TASK OBJECTIVE: Your task is to transcribe all of the data below exactly, omitting the images.

(Entries from a dataset)
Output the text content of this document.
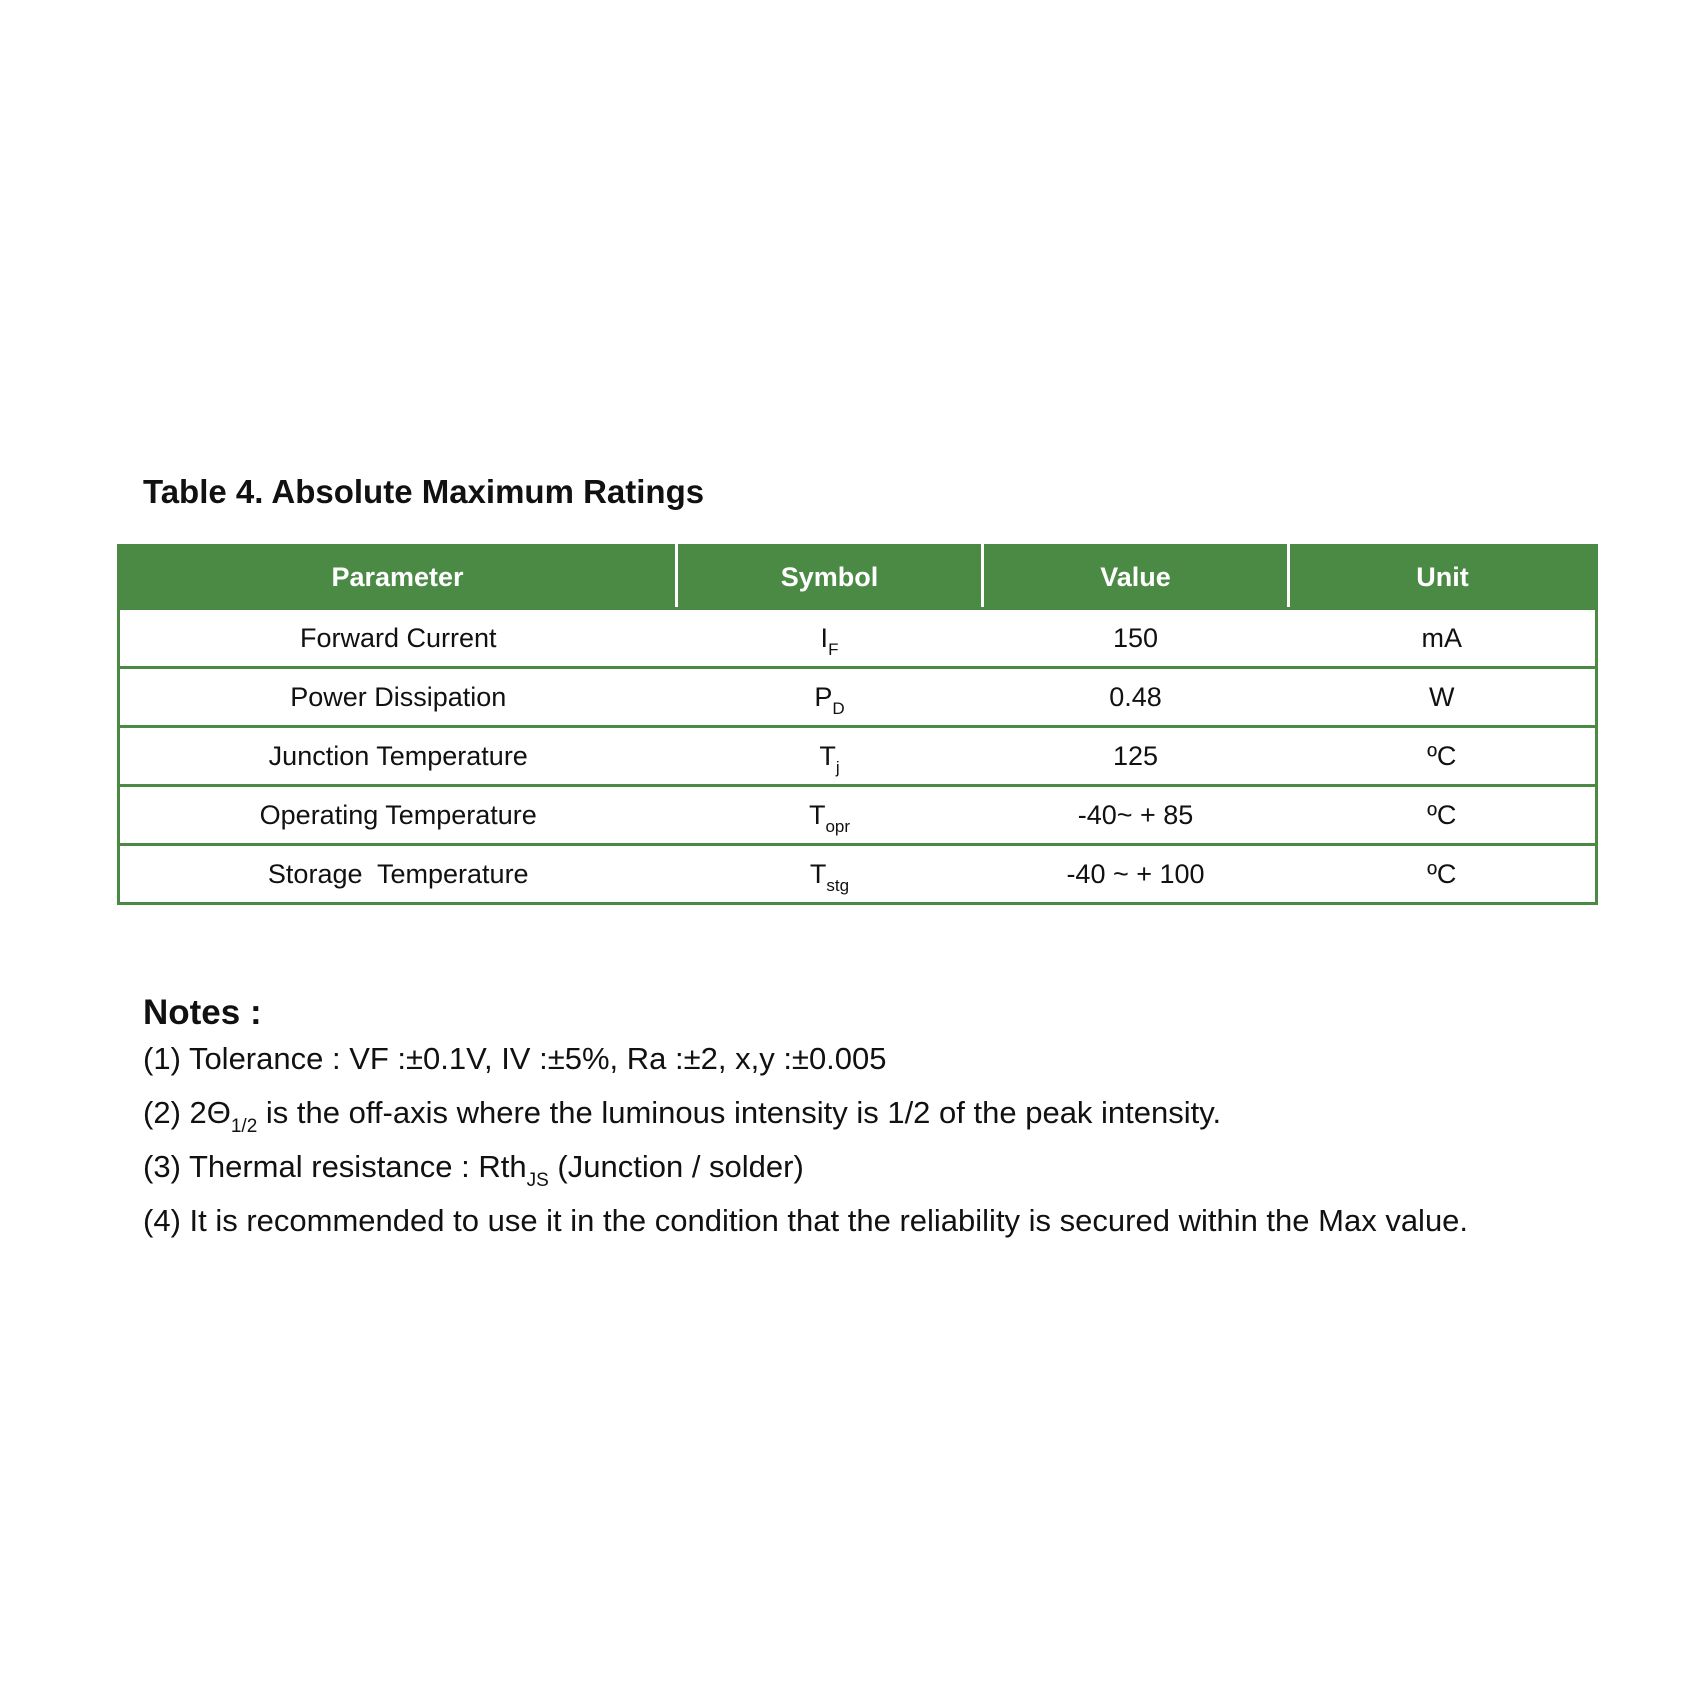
Table 4. Absolute Maximum Ratings
Parameter	Symbol	Value	Unit
Forward Current	$I_F$	150	mA
Power Dissipation	$P_D$	0.48	W
Junction Temperature	$T_j$	125	ºC
Operating Temperature	$T_{opr}$	-40~ + 85	ºC
Storage  Temperature	$T_{stg}$	-40 ~ + 100	ºC
Notes :
(1) Tolerance : VF :±0.1V, IV :±5%, Ra :±2, x,y :±0.005
(2) $2\Theta_{1/2}$ is the off-axis where the luminous intensity is 1/2 of the peak intensity.
(3) Thermal resistance : Rth$_{JS}$ (Junction / solder)
(4) It is recommended to use it in the condition that the reliability is secured within the Max value.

RESPONSE TO THIS EXERCISE:
Output the text content of this document.
Table 4. Absolute Maximum Ratings
Parameter	Symbol	Value	Unit
Forward Current	$I_F$	150	mA
Power Dissipation	$P_D$	0.48	W
Junction Temperature	$T_j$	125	ºC
Operating Temperature	$T_{opr}$	-40~ + 85	ºC
Storage  Temperature	$T_{stg}$	-40 ~ + 100	ºC
Notes :
(1) Tolerance : VF :±0.1V, IV :±5%, Ra :±2, x,y :±0.005
(2) $2\Theta_{1/2}$ is the off-axis where the luminous intensity is 1/2 of the peak intensity.
(3) Thermal resistance : Rth$_{JS}$ (Junction / solder)
(4) It is recommended to use it in the condition that the reliability is secured within the Max value.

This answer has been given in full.